Objective
Print each of the following entries word for word, omitting the pictures.

── Exercise material

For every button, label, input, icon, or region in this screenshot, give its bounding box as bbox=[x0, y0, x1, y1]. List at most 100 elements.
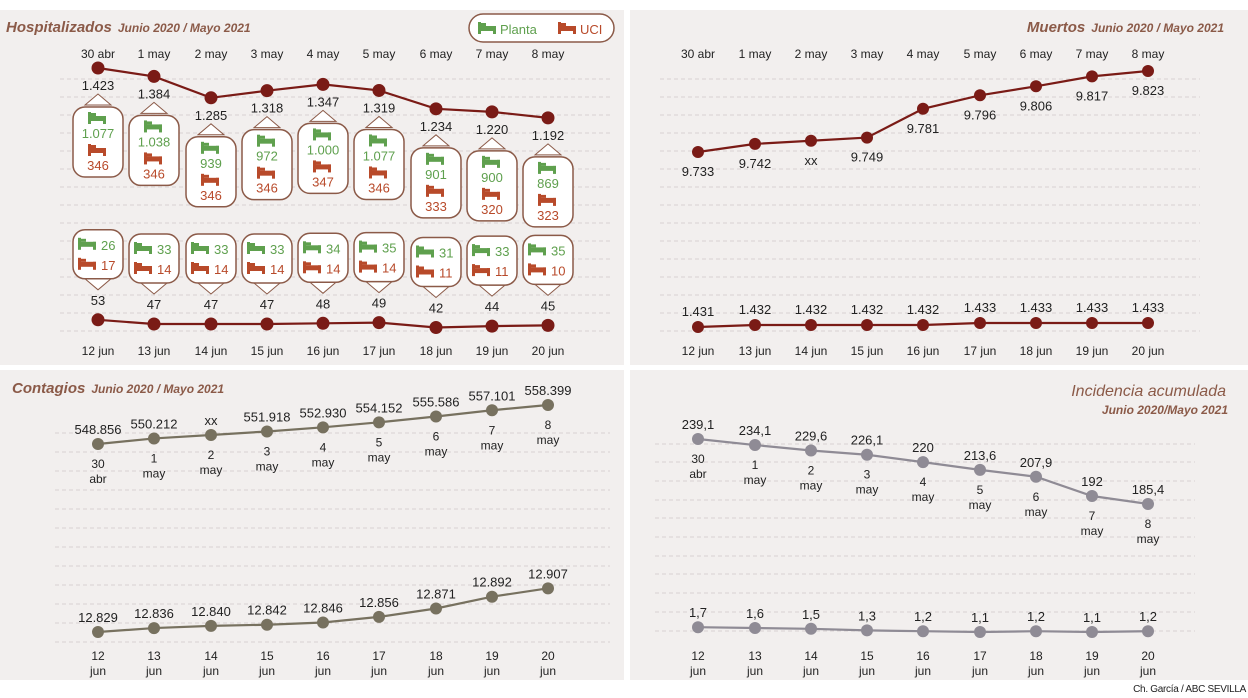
bed-headboard bbox=[482, 187, 485, 200]
pointer-up bbox=[364, 115, 394, 128]
legend: Planta UCI bbox=[468, 13, 615, 43]
x-tick-bottom-day: 14 bbox=[204, 649, 218, 663]
bed-leg bbox=[497, 191, 500, 200]
x-tick-bottom-month: jun bbox=[746, 664, 763, 678]
data-point bbox=[749, 622, 761, 634]
data-point bbox=[429, 321, 443, 334]
data-label-bottom: 1,1 bbox=[1083, 610, 1101, 625]
x-tick-bottom: 15 jun bbox=[251, 344, 284, 358]
bed-icon bbox=[359, 240, 377, 253]
data-point bbox=[1142, 317, 1154, 329]
bed-pillow bbox=[81, 258, 86, 262]
data-label-top: 1.319 bbox=[363, 100, 396, 115]
bed-leg bbox=[272, 138, 275, 147]
bed-pillow bbox=[429, 153, 434, 157]
x-tick-top-month: may bbox=[368, 450, 391, 464]
data-label-bottom: 1.432 bbox=[851, 302, 884, 317]
x-tick-top-month: may bbox=[1025, 505, 1048, 519]
bed-pillow bbox=[316, 129, 321, 133]
bed-pillow bbox=[260, 135, 265, 139]
data-point bbox=[485, 105, 499, 119]
x-tick-bottom-day: 16 bbox=[916, 649, 930, 663]
bed-pillow bbox=[91, 113, 96, 116]
x-tick-bottom-day: 12 bbox=[691, 649, 705, 663]
data-point bbox=[692, 433, 704, 445]
data-label-bottom: 1.432 bbox=[907, 302, 940, 317]
bed-icon bbox=[257, 166, 275, 179]
planta-value: 1.000 bbox=[307, 142, 340, 157]
uci-value: 14 bbox=[326, 261, 340, 276]
bed-icon bbox=[303, 261, 321, 274]
data-point bbox=[974, 317, 986, 329]
data-point bbox=[317, 421, 329, 434]
data-point bbox=[805, 444, 817, 457]
bed-mattress bbox=[481, 26, 496, 31]
chart-subtitle: Junio 2020/Mayo 2021 bbox=[1102, 403, 1228, 417]
data-point bbox=[917, 625, 929, 638]
bed-headboard bbox=[528, 263, 531, 276]
chart-title: Hospitalizados bbox=[6, 19, 112, 36]
data-point bbox=[541, 111, 555, 125]
bed-pillow bbox=[250, 243, 255, 246]
uci-value: 14 bbox=[214, 262, 228, 277]
pointer-up bbox=[421, 134, 451, 147]
data-label-top: 207,9 bbox=[1020, 455, 1053, 470]
pointer-up bbox=[196, 123, 226, 136]
bed-pillow bbox=[260, 167, 265, 171]
x-tick-top: 3 may bbox=[851, 47, 884, 61]
pointer-up bbox=[139, 101, 169, 114]
bed-icon bbox=[426, 152, 444, 165]
data-point bbox=[749, 319, 761, 331]
planta-value: 1.038 bbox=[138, 134, 171, 149]
x-tick-top: 30 abr bbox=[81, 47, 115, 61]
x-tick-bottom: 16 jun bbox=[907, 344, 940, 358]
bed-headboard bbox=[426, 152, 429, 165]
data-point bbox=[317, 616, 329, 629]
x-tick-top: 7 may bbox=[476, 47, 509, 61]
bed-pillow bbox=[372, 167, 377, 171]
contagios-chart: Contagios Junio 2020 / Mayo 2021 548.856 30… bbox=[12, 380, 610, 678]
bed-mattress bbox=[194, 266, 209, 271]
bed-headboard bbox=[478, 22, 481, 34]
data-label-bottom: 1.433 bbox=[1076, 300, 1109, 315]
data-point bbox=[372, 83, 386, 97]
bed-icon bbox=[201, 141, 219, 154]
bed-pillow bbox=[137, 263, 142, 266]
data-point bbox=[147, 69, 161, 83]
bed-leg bbox=[384, 138, 387, 147]
bed-icon bbox=[482, 155, 500, 168]
data-label-bottom: 47 bbox=[147, 297, 161, 312]
bed-headboard bbox=[472, 244, 475, 257]
x-tick-bottom: 14 jun bbox=[195, 344, 228, 358]
bed-pillow bbox=[419, 246, 424, 250]
x-tick-bottom: 13 jun bbox=[138, 344, 171, 358]
bed-mattress bbox=[429, 156, 444, 162]
data-label-top: 552.930 bbox=[300, 405, 347, 420]
x-tick-bottom-month: jun bbox=[689, 664, 706, 678]
bed-headboard bbox=[201, 141, 204, 154]
x-tick-top-day: 6 bbox=[433, 429, 440, 443]
data-point bbox=[91, 313, 105, 327]
uci-value: 333 bbox=[425, 199, 447, 214]
x-tick-top: 6 may bbox=[420, 47, 453, 61]
bed-mattress bbox=[419, 249, 434, 255]
data-point bbox=[917, 456, 929, 469]
data-label-bottom: 1.432 bbox=[739, 302, 772, 317]
bed-mattress bbox=[485, 191, 500, 197]
bed-icon bbox=[538, 193, 556, 206]
x-tick-top: 5 may bbox=[964, 47, 997, 61]
data-point bbox=[749, 137, 761, 150]
x-tick-bottom-day: 20 bbox=[541, 649, 555, 663]
bed-mattress bbox=[204, 177, 219, 183]
data-label-bottom: 45 bbox=[541, 298, 555, 313]
uci-value: 346 bbox=[200, 188, 222, 203]
data-point bbox=[917, 319, 929, 331]
uci-value: 17 bbox=[101, 258, 115, 273]
bed-icon bbox=[303, 241, 321, 254]
data-label-bottom: 12.892 bbox=[472, 575, 512, 590]
bed-leg bbox=[103, 116, 106, 124]
bottom-box bbox=[410, 236, 462, 288]
bed-mattress bbox=[260, 170, 275, 176]
bed-leg bbox=[328, 164, 331, 173]
uci-value: 14 bbox=[157, 262, 171, 277]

────

Finished exercise
For every button, label, input, icon, or region in this screenshot, give its bounding box as bbox=[x0, y0, x1, y1]. List at most 100 elements.
bed-headboard bbox=[482, 187, 485, 200]
pointer-up bbox=[364, 115, 394, 128]
legend: Planta UCI bbox=[468, 13, 615, 43]
x-tick-bottom-day: 14 bbox=[204, 649, 218, 663]
bed-leg bbox=[497, 191, 500, 200]
x-tick-bottom-month: jun bbox=[746, 664, 763, 678]
data-point bbox=[749, 622, 761, 634]
data-point bbox=[429, 321, 443, 334]
data-label-bottom: 1,1 bbox=[1083, 610, 1101, 625]
x-tick-bottom: 15 jun bbox=[251, 344, 284, 358]
bed-icon bbox=[359, 240, 377, 253]
data-point bbox=[1142, 317, 1154, 329]
bed-pillow bbox=[81, 258, 86, 262]
data-label-top: 1.319 bbox=[363, 100, 396, 115]
bed-leg bbox=[272, 138, 275, 147]
bed-pillow bbox=[429, 153, 434, 157]
x-tick-top-month: may bbox=[368, 450, 391, 464]
data-label-bottom: 1.432 bbox=[851, 302, 884, 317]
x-tick-top-month: may bbox=[1025, 505, 1048, 519]
bed-pillow bbox=[316, 129, 321, 133]
bed-pillow bbox=[260, 135, 265, 139]
data-point bbox=[485, 105, 499, 119]
x-tick-bottom-day: 16 bbox=[916, 649, 930, 663]
bed-pillow bbox=[91, 113, 96, 116]
x-tick-bottom-day: 12 bbox=[691, 649, 705, 663]
data-point bbox=[692, 433, 704, 445]
data-label-bottom: 1.432 bbox=[907, 302, 940, 317]
bed-icon bbox=[257, 166, 275, 179]
planta-value: 1.000 bbox=[307, 142, 340, 157]
uci-value: 14 bbox=[326, 261, 340, 276]
bed-icon bbox=[303, 261, 321, 274]
data-point bbox=[974, 317, 986, 329]
data-point bbox=[317, 421, 329, 434]
data-point bbox=[805, 444, 817, 457]
bed-mattress bbox=[481, 26, 496, 31]
chart-subtitle: Junio 2020/Mayo 2021 bbox=[1102, 403, 1228, 417]
data-point bbox=[917, 625, 929, 638]
bed-headboard bbox=[528, 263, 531, 276]
chart-title: Hospitalizados bbox=[6, 19, 112, 36]
data-point bbox=[541, 111, 555, 125]
bed-pillow bbox=[250, 243, 255, 246]
uci-value: 14 bbox=[214, 262, 228, 277]
pointer-up bbox=[421, 134, 451, 147]
data-label-top: 207,9 bbox=[1020, 455, 1053, 470]
pointer-up bbox=[196, 123, 226, 136]
bed-pillow bbox=[260, 167, 265, 171]
x-tick-top: 3 may bbox=[851, 47, 884, 61]
pointer-up bbox=[139, 101, 169, 114]
bed-icon bbox=[426, 152, 444, 165]
data-point bbox=[749, 319, 761, 331]
planta-value: 1.038 bbox=[138, 134, 171, 149]
x-tick-top: 30 abr bbox=[81, 47, 115, 61]
x-tick-bottom: 16 jun bbox=[907, 344, 940, 358]
bed-headboard bbox=[426, 152, 429, 165]
data-point bbox=[317, 616, 329, 629]
x-tick-top: 7 may bbox=[476, 47, 509, 61]
bed-pillow bbox=[372, 167, 377, 171]
contagios-chart: Contagios Junio 2020 / Mayo 2021 548.856 30… bbox=[12, 380, 610, 678]
bed-mattress bbox=[194, 266, 209, 271]
bed-headboard bbox=[478, 22, 481, 34]
data-label-bottom: 1.433 bbox=[1076, 300, 1109, 315]
data-point bbox=[372, 83, 386, 97]
bed-icon bbox=[201, 141, 219, 154]
bed-pillow bbox=[137, 263, 142, 266]
data-point bbox=[147, 69, 161, 83]
bed-leg bbox=[384, 138, 387, 147]
bed-icon bbox=[482, 155, 500, 168]
data-label-bottom: 47 bbox=[147, 297, 161, 312]
bed-headboard bbox=[472, 244, 475, 257]
x-tick-bottom: 14 jun bbox=[195, 344, 228, 358]
bed-pillow bbox=[419, 246, 424, 250]
x-tick-bottom: 13 jun bbox=[138, 344, 171, 358]
bed-mattress bbox=[429, 156, 444, 162]
data-label-top: 552.930 bbox=[300, 405, 347, 420]
x-tick-bottom-month: jun bbox=[689, 664, 706, 678]
bed-headboard bbox=[201, 141, 204, 154]
x-tick-top-day: 6 bbox=[433, 429, 440, 443]
data-point bbox=[91, 313, 105, 327]
uci-value: 333 bbox=[425, 199, 447, 214]
x-tick-top: 6 may bbox=[420, 47, 453, 61]
bed-mattress bbox=[419, 249, 434, 255]
data-point bbox=[917, 456, 929, 469]
data-label-bottom: 1.432 bbox=[739, 302, 772, 317]
bed-mattress bbox=[485, 191, 500, 197]
bed-icon bbox=[538, 193, 556, 206]
x-tick-top: 5 may bbox=[964, 47, 997, 61]
data-point bbox=[749, 137, 761, 150]
x-tick-bottom-day: 20 bbox=[541, 649, 555, 663]
bed-mattress bbox=[204, 177, 219, 183]
data-label-bottom: 45 bbox=[541, 298, 555, 313]
uci-value: 346 bbox=[200, 188, 222, 203]
data-point bbox=[917, 319, 929, 331]
uci-value: 17 bbox=[101, 258, 115, 273]
bed-icon bbox=[303, 241, 321, 254]
data-label-bottom: 12.892 bbox=[472, 575, 512, 590]
bed-leg bbox=[103, 116, 106, 124]
bottom-box bbox=[410, 236, 462, 288]
bed-mattress bbox=[260, 170, 275, 176]
bed-leg bbox=[328, 164, 331, 173]
uci-value: 14 bbox=[157, 262, 171, 277]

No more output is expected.